[Data records]

⁂

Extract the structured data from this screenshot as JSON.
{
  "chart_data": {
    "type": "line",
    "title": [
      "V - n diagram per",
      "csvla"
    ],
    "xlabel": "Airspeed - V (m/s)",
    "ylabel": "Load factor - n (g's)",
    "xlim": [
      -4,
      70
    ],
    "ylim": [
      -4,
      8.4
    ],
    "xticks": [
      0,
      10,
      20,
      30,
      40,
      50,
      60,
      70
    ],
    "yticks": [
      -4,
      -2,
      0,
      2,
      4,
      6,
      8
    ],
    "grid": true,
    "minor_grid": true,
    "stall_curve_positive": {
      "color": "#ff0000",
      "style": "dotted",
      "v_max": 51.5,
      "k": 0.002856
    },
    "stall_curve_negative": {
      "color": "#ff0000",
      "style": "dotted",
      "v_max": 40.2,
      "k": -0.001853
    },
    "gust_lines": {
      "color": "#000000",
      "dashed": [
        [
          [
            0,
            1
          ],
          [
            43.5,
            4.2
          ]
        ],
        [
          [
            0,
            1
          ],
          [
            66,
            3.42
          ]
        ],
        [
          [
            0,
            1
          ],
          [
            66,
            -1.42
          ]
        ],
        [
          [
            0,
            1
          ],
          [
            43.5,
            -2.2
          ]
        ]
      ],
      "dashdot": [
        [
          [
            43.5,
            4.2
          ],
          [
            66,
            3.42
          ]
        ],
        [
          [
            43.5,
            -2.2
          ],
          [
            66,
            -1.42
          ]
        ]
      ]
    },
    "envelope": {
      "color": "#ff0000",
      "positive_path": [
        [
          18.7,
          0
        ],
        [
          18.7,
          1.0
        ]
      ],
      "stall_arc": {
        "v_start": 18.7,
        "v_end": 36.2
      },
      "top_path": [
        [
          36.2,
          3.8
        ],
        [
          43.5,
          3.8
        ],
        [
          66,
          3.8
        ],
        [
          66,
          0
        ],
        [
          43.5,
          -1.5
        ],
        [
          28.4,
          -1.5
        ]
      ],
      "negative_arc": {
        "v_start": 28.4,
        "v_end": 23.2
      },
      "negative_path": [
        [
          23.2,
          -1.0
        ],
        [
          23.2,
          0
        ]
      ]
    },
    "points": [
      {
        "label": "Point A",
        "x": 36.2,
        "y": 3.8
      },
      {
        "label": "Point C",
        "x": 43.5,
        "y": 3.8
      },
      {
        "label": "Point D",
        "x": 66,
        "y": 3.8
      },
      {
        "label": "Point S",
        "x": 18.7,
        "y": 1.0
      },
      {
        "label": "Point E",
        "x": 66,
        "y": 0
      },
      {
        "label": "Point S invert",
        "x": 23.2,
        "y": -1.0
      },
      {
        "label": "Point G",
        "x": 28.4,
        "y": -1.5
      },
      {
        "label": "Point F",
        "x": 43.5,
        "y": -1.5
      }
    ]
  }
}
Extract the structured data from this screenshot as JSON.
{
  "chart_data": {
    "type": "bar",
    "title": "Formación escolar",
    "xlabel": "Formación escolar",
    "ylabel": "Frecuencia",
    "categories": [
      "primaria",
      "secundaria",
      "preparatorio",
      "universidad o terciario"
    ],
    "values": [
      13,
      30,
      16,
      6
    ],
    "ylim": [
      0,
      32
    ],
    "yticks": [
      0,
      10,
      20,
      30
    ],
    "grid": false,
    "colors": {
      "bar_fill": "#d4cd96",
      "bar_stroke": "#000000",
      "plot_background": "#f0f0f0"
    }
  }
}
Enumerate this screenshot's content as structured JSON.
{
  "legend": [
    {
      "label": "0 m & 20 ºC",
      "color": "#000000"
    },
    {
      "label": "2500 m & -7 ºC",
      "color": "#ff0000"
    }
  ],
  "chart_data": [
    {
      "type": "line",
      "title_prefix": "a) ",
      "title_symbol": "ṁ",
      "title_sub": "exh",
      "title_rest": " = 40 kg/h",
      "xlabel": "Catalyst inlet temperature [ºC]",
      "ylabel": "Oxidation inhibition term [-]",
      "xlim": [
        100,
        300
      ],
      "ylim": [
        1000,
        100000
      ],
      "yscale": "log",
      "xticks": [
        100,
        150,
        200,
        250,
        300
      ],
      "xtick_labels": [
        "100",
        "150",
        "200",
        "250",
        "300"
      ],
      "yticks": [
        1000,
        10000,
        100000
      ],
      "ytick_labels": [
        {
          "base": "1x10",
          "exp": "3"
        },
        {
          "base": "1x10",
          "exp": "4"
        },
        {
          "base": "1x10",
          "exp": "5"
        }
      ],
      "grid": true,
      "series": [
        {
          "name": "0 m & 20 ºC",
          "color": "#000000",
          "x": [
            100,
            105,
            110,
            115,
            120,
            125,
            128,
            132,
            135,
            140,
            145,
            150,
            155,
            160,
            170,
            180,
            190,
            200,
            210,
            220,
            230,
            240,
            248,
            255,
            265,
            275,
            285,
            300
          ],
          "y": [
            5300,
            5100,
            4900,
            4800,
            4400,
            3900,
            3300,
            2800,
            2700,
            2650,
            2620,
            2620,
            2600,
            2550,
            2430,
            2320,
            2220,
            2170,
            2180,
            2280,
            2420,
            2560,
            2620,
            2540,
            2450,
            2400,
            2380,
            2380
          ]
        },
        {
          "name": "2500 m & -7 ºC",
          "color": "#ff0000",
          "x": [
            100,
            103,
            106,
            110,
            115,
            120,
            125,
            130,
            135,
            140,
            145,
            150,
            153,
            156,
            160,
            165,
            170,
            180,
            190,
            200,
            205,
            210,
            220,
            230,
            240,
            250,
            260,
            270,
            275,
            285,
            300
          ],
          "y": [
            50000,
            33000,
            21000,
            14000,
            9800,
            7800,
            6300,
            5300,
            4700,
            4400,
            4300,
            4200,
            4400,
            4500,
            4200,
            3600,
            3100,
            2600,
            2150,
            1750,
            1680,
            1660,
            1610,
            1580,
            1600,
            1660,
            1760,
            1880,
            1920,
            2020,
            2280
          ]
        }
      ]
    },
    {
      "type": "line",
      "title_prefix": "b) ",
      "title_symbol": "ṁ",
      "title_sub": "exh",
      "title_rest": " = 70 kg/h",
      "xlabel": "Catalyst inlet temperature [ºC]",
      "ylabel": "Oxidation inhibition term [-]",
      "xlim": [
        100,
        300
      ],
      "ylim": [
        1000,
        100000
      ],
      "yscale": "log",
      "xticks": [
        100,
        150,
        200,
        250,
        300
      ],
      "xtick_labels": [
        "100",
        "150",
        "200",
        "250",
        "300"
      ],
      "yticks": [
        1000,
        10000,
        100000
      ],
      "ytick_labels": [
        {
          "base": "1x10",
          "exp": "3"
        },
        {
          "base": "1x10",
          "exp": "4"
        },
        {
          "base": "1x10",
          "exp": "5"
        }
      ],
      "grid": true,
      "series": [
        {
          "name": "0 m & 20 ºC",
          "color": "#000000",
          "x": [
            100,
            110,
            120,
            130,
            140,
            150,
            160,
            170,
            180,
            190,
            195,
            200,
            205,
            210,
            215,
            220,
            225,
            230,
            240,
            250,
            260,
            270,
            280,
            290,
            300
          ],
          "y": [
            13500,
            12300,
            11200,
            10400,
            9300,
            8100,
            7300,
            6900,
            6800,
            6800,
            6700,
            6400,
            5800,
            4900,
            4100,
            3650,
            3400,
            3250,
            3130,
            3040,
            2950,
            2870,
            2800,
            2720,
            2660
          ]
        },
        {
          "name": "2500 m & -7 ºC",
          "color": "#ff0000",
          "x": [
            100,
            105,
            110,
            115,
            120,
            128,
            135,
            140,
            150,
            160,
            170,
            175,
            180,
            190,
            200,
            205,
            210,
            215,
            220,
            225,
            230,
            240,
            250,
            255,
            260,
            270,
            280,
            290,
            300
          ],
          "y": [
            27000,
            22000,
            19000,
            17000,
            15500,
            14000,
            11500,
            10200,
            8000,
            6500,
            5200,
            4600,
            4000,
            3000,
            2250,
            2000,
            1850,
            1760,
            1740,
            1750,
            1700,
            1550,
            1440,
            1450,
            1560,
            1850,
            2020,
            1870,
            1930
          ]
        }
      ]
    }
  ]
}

⁂

#### [WHAT THE TASK ASKS]
Look for the word "Formación" in every line of the listing and copy the lines that have it.

#### [TASK RESPONSE]
    "title": "Formación escolar",
    "xlabel": "Formación escolar",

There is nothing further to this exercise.